--- start Supplied information ---
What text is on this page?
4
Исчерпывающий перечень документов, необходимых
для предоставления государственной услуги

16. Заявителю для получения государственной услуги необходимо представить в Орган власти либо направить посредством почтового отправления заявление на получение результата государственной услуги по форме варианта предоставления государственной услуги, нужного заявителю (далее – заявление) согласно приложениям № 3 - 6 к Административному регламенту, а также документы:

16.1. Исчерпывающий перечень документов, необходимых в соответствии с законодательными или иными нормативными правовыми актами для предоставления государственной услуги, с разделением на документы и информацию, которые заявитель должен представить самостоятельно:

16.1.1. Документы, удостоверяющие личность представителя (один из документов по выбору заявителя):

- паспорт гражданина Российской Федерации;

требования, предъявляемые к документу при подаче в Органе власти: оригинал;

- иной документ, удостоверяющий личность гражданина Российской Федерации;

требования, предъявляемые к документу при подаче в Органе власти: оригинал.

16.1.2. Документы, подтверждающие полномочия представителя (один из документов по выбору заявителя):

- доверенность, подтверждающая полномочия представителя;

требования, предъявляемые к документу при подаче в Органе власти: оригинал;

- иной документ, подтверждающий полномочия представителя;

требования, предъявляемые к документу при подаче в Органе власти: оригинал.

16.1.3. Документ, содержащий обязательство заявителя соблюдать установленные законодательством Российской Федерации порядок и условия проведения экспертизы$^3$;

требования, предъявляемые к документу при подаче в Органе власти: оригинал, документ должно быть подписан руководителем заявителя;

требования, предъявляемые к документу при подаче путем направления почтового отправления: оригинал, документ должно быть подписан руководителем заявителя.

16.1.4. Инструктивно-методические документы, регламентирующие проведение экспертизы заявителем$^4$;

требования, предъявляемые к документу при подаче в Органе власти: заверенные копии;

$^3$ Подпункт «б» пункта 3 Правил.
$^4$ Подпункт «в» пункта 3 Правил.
--- end Supplied information ---
Quote all the records. Keep every word exact.

* Solution to this task:
What text is on this page?
4
Исчерпывающий перечень документов, необходимых
для предоставления государственной услуги

16. Заявителю для получения государственной услуги необходимо представить в Орган власти либо направить посредством почтового отправления заявление на получение результата государственной услуги по форме варианта предоставления государственной услуги, нужного заявителю (далее – заявление) согласно приложениям № 3 - 6 к Административному регламенту, а также документы:

16.1. Исчерпывающий перечень документов, необходимых в соответствии с законодательными или иными нормативными правовыми актами для предоставления государственной услуги, с разделением на документы и информацию, которые заявитель должен представить самостоятельно:

16.1.1. Документы, удостоверяющие личность представителя (один из документов по выбору заявителя):

- паспорт гражданина Российской Федерации;

требования, предъявляемые к документу при подаче в Органе власти: оригинал;

- иной документ, удостоверяющий личность гражданина Российской Федерации;

требования, предъявляемые к документу при подаче в Органе власти: оригинал.

16.1.2. Документы, подтверждающие полномочия представителя (один из документов по выбору заявителя):

- доверенность, подтверждающая полномочия представителя;

требования, предъявляемые к документу при подаче в Органе власти: оригинал;

- иной документ, подтверждающий полномочия представителя;

требования, предъявляемые к документу при подаче в Органе власти: оригинал.

16.1.3. Документ, содержащий обязательство заявителя соблюдать установленные законодательством Российской Федерации порядок и условия проведения экспертизы$^3$;

требования, предъявляемые к документу при подаче в Органе власти: оригинал, документ должно быть подписан руководителем заявителя;

требования, предъявляемые к документу при подаче путем направления почтового отправления: оригинал, документ должно быть подписан руководителем заявителя.

16.1.4. Инструктивно-методические документы, регламентирующие проведение экспертизы заявителем$^4$;

требования, предъявляемые к документу при подаче в Органе власти: заверенные копии;

$^3$ Подпункт «б» пункта 3 Правил.
$^4$ Подпункт «в» пункта 3 Правил.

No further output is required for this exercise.